TASK PROMPT → Keep only the lines of the data below that contain "Impaired", and copy them.

↓

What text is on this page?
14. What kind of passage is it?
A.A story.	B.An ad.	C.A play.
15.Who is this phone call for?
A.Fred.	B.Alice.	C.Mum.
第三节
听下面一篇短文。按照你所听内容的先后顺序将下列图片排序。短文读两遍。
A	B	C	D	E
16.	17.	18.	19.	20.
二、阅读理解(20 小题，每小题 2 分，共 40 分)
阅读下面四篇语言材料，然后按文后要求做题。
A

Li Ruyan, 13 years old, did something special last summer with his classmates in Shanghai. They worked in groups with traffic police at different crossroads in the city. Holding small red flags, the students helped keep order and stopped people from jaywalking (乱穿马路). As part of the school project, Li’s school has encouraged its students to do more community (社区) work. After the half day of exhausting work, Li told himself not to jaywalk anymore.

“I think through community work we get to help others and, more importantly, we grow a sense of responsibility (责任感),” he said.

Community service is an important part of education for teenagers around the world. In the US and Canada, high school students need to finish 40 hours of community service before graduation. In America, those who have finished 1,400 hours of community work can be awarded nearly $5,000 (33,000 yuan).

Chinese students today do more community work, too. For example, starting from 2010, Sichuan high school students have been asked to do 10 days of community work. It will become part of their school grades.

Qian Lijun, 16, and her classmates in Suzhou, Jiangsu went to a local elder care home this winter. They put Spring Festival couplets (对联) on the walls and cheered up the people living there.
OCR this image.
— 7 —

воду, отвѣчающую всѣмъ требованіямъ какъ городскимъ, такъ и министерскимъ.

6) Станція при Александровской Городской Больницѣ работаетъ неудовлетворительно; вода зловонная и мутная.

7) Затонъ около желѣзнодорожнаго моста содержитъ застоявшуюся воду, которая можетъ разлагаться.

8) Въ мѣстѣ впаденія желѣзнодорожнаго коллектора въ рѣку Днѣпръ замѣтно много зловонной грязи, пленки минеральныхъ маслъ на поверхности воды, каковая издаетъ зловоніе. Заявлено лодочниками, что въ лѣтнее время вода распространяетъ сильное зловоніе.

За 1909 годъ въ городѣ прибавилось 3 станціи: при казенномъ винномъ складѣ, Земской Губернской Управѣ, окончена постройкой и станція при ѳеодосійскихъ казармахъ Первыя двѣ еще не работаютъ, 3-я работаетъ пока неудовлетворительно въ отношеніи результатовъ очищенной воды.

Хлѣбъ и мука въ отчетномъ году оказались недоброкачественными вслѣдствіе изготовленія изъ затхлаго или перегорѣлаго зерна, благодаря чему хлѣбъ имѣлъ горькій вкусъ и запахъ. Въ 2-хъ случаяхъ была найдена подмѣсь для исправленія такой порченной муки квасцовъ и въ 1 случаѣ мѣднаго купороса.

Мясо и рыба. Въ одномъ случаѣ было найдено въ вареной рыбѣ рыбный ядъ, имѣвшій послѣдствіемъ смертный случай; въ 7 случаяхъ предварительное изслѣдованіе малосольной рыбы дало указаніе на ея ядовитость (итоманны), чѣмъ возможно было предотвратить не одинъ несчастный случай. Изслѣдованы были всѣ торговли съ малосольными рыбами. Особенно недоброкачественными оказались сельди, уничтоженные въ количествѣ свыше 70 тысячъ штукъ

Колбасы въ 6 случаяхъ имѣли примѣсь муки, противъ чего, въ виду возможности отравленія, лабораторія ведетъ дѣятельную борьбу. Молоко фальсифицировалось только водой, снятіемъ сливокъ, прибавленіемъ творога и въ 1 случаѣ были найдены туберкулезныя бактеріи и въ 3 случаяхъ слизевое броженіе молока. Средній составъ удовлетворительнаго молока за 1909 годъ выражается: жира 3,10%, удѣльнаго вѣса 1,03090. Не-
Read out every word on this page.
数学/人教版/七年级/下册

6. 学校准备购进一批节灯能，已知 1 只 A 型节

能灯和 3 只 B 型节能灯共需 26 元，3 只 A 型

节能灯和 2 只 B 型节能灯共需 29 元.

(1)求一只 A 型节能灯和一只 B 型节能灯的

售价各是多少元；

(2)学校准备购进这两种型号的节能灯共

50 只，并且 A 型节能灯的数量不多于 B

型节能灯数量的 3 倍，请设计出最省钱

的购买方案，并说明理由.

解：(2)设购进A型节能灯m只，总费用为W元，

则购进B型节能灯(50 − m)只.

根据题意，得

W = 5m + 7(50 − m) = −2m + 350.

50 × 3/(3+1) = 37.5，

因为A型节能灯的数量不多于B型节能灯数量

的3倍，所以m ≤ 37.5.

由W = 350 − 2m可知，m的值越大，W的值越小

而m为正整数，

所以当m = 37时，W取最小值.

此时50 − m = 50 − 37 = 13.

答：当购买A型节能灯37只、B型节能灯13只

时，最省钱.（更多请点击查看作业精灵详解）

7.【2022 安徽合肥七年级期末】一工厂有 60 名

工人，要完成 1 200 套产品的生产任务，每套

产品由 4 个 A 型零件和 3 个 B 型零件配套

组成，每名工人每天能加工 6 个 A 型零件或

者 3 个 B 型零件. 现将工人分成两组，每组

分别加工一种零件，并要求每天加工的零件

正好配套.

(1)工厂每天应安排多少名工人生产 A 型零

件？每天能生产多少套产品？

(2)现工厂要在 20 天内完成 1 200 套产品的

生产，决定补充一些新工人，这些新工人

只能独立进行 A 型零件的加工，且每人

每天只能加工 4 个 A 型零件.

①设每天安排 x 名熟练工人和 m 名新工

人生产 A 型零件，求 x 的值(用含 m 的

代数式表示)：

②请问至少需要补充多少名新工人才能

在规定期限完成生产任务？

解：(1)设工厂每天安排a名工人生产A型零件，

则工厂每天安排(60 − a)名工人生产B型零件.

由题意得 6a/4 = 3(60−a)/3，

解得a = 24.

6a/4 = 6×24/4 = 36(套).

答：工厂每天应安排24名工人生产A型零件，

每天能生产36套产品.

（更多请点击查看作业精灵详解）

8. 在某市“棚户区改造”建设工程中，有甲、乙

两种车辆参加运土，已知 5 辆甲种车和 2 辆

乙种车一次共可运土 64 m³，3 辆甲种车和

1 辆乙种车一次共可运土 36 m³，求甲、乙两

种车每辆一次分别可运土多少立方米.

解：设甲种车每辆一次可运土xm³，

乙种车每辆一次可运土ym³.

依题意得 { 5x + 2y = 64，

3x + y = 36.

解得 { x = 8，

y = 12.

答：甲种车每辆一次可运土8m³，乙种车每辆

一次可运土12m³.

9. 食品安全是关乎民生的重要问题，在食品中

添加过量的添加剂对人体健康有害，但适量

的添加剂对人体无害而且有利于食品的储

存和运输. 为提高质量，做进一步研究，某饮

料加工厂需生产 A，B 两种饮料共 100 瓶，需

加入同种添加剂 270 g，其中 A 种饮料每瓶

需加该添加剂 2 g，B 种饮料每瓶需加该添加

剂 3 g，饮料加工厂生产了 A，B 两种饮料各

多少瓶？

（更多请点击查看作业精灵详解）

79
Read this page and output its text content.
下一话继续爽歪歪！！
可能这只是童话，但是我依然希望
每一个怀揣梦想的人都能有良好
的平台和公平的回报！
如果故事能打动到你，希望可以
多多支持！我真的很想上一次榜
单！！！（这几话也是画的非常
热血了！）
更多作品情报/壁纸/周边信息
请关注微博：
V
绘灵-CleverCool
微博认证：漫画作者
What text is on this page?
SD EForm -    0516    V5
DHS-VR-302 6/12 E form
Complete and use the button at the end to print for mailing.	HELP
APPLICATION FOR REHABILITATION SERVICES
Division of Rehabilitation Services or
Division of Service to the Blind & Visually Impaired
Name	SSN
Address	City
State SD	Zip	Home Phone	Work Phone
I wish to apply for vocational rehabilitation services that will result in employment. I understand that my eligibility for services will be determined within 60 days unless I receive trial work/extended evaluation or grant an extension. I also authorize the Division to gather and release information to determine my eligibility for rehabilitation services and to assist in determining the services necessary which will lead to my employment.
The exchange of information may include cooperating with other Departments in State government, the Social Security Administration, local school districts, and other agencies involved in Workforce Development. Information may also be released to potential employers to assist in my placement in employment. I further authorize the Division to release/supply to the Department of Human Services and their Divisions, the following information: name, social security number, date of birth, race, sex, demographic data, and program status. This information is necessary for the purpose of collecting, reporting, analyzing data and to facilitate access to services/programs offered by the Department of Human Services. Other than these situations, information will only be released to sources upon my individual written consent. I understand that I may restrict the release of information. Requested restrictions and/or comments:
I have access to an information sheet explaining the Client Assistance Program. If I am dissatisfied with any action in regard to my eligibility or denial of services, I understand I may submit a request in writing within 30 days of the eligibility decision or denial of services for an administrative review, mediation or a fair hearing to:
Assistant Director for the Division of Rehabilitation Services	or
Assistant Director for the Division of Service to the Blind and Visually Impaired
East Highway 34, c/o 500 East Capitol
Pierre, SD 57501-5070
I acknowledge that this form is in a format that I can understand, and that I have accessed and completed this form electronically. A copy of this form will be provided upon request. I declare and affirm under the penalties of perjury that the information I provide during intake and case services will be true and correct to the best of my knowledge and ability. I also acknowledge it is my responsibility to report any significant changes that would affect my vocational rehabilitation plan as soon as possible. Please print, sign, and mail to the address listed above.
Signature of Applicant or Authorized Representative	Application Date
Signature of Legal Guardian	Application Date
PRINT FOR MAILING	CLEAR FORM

↑

COMPLETED EXERCISE →
Division of Service to the Blind & Visually Impaired
Assistant Director for the Division of Service to the Blind and Visually Impaired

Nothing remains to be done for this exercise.